**The data**

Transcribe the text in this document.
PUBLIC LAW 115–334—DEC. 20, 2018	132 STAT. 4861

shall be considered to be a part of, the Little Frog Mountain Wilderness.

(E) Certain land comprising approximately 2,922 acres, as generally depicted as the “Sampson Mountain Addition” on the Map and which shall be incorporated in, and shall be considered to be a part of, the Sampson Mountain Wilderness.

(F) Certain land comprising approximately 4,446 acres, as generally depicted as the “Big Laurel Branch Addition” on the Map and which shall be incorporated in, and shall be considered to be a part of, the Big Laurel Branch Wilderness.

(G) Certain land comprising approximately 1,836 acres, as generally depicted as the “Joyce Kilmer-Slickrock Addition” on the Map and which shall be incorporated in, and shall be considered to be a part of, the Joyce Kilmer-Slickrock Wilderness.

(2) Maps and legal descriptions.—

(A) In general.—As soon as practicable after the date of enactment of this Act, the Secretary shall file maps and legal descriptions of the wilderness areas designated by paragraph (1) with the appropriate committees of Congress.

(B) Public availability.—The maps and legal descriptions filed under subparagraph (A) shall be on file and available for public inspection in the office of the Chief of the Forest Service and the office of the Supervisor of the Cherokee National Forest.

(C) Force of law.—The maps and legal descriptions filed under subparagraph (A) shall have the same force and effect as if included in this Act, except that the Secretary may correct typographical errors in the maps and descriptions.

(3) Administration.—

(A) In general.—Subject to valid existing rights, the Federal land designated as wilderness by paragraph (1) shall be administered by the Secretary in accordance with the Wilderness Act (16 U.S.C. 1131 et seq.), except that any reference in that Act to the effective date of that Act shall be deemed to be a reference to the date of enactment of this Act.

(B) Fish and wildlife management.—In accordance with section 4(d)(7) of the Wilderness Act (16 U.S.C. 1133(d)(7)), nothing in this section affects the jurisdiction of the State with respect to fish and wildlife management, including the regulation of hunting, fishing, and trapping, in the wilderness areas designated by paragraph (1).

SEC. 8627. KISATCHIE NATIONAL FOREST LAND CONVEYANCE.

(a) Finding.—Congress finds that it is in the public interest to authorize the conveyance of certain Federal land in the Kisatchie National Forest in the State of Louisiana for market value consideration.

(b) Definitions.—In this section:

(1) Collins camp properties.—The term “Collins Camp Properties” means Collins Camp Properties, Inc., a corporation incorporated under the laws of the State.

...

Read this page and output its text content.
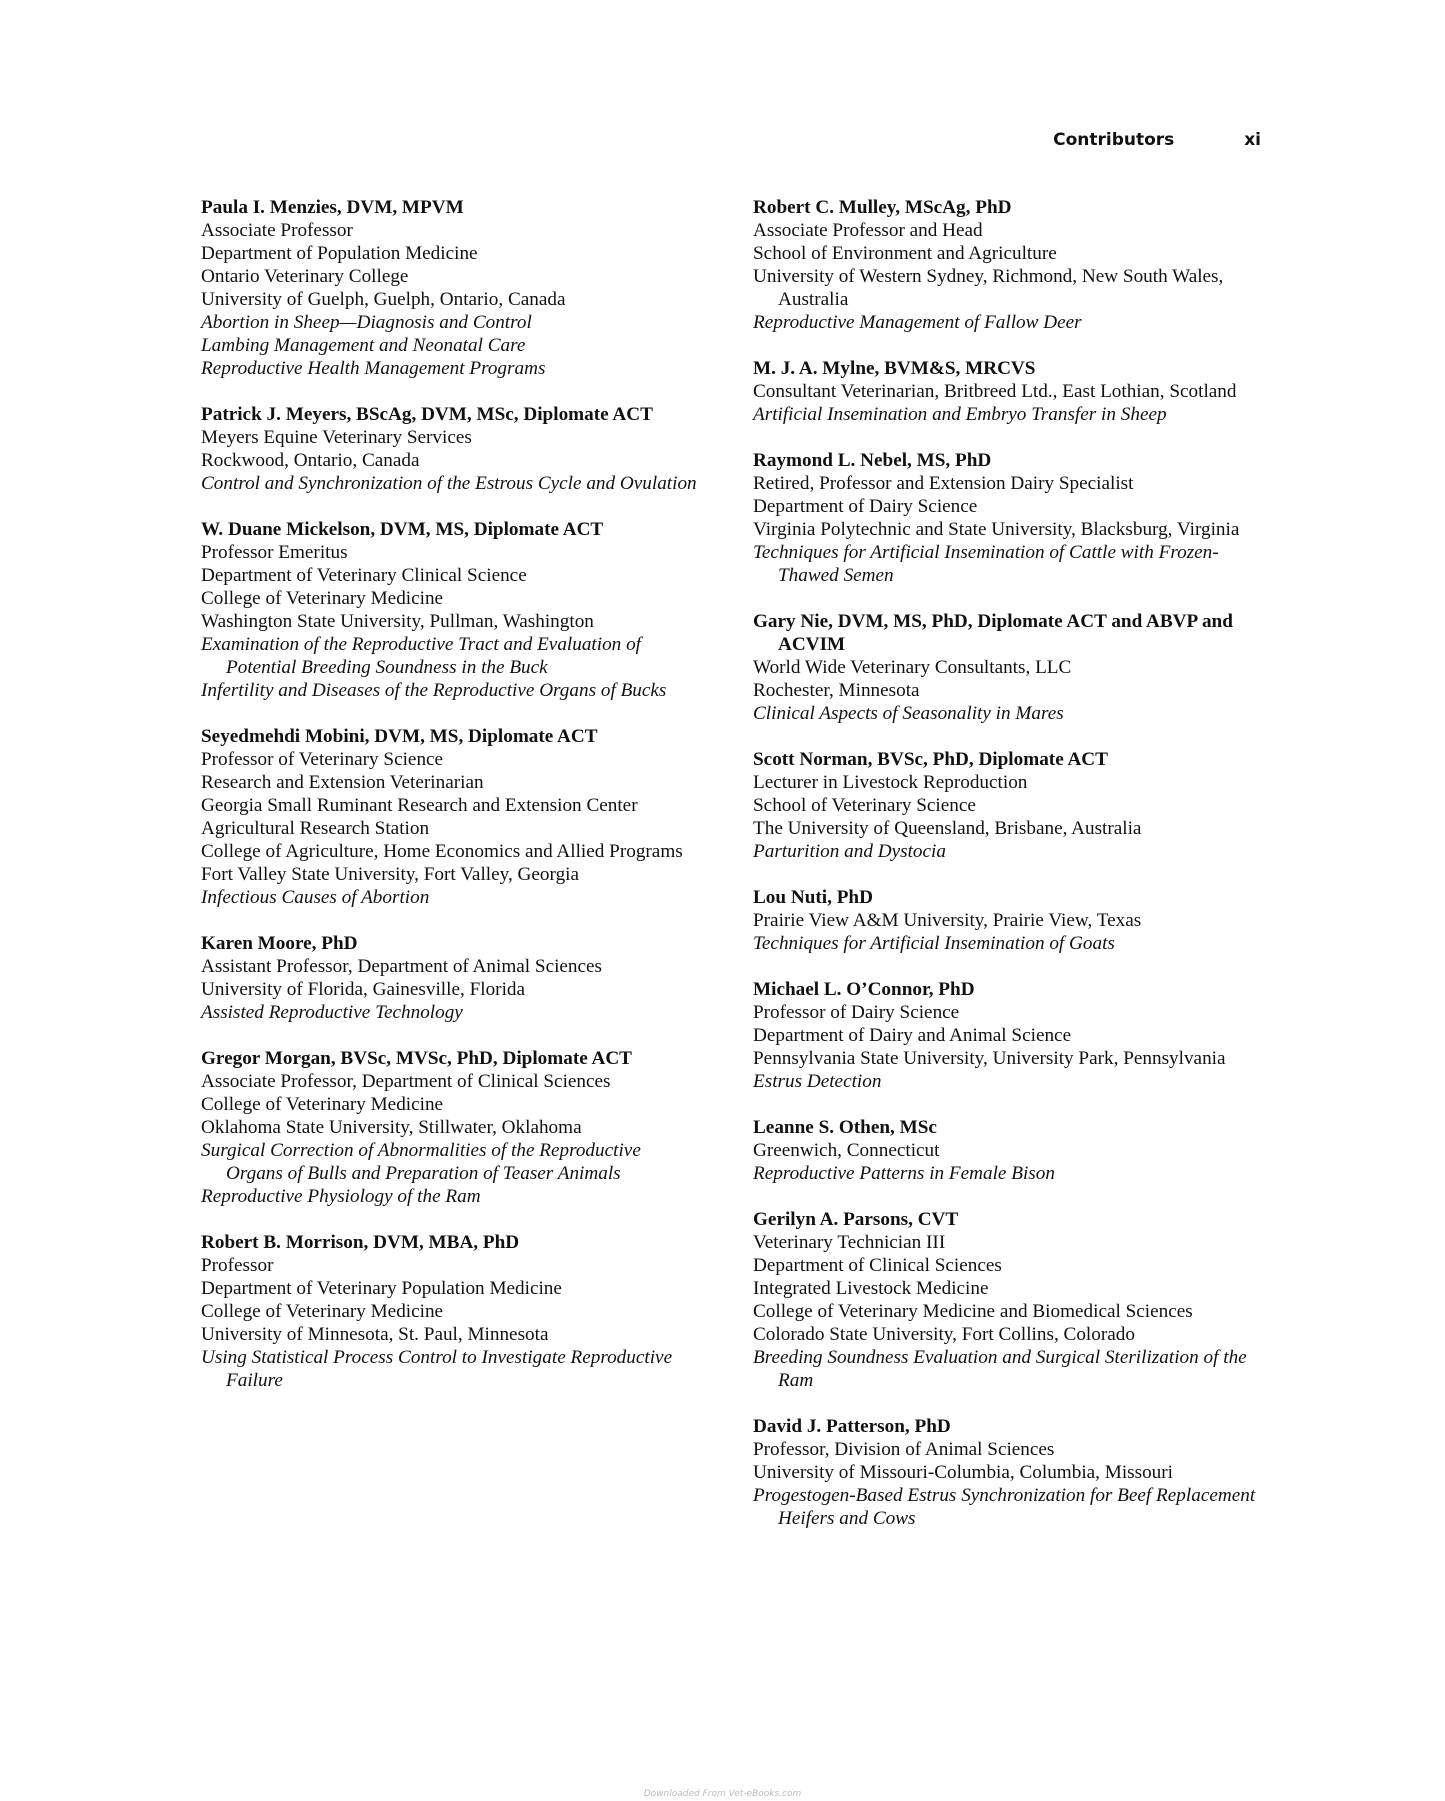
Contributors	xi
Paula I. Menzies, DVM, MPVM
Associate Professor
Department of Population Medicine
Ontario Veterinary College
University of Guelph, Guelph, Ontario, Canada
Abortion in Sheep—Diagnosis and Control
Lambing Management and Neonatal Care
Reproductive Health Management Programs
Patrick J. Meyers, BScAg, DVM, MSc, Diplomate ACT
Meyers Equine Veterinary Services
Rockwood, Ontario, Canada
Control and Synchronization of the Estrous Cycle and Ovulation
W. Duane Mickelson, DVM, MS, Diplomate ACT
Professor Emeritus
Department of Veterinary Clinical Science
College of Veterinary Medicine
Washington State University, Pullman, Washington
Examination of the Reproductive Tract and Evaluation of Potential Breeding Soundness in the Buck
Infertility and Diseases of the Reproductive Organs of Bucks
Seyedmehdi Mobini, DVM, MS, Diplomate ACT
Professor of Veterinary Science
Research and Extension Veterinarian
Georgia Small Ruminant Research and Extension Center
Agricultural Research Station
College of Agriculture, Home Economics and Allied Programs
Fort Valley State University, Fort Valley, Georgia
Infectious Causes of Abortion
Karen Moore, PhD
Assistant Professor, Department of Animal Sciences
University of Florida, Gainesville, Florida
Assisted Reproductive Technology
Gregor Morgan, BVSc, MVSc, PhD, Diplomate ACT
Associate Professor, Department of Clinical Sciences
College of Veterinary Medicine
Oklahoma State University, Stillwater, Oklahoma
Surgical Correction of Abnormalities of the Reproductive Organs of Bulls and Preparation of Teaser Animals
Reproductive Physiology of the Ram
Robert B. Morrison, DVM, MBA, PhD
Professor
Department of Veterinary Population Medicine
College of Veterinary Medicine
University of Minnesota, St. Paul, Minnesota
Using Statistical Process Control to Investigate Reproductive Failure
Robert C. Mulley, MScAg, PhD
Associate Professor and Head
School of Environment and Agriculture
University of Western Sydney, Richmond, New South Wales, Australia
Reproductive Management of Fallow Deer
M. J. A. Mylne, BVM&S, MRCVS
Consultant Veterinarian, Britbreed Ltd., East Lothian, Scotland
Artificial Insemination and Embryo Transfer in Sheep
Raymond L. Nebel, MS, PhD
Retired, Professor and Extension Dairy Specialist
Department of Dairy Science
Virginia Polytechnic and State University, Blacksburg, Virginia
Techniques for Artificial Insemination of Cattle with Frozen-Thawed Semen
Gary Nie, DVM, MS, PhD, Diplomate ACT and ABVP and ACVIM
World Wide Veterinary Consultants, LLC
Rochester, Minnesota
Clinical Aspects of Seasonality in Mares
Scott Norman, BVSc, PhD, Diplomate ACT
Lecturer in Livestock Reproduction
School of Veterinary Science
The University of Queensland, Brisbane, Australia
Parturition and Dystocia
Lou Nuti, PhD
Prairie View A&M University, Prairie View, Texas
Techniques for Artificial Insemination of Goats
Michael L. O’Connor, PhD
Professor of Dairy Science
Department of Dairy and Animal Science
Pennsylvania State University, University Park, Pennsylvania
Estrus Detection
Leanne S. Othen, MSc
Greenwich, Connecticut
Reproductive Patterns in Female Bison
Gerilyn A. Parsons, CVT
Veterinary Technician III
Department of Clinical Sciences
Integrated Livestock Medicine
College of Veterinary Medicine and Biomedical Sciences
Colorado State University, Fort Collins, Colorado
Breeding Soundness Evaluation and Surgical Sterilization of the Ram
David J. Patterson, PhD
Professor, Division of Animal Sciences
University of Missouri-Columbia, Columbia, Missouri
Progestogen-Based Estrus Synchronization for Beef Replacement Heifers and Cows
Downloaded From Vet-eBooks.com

==

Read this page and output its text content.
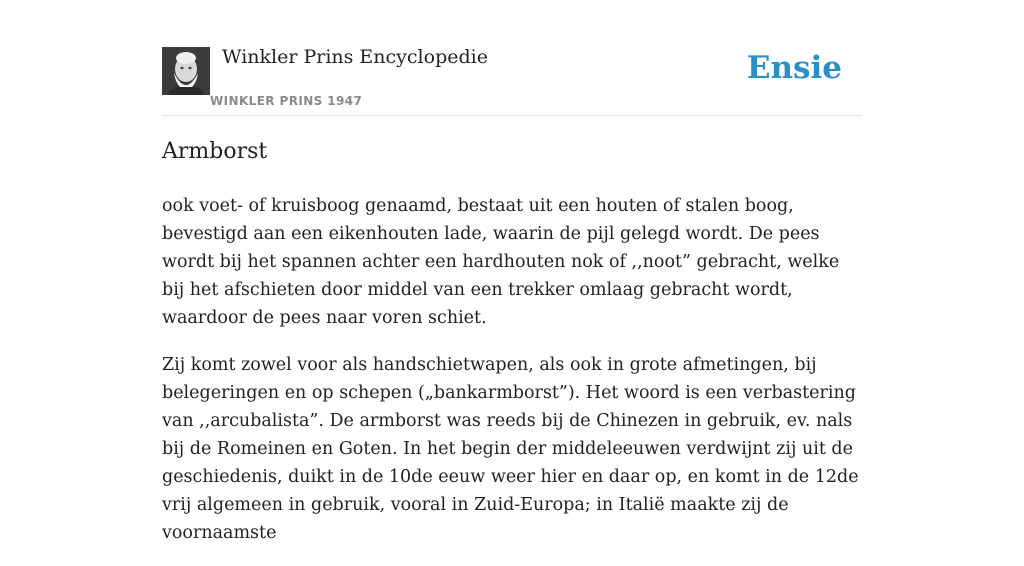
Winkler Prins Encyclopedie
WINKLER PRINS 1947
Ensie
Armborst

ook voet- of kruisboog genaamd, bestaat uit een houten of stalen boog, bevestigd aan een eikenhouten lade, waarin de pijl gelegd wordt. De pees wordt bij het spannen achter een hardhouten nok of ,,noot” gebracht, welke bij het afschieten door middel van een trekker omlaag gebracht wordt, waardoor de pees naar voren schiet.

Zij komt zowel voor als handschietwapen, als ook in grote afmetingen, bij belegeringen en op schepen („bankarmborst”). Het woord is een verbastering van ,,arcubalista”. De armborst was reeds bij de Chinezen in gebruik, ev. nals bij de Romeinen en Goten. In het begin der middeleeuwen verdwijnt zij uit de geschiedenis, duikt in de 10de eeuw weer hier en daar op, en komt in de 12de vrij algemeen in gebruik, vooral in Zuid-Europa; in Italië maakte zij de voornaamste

**What you should do**
Show each line holding the word "Soundness".

**Output of the exercise**
Examination of the Reproductive Tract and Evaluation of Potential Breeding Soundness in the Buck
Breeding Soundness Evaluation and Surgical Sterilization of the Ram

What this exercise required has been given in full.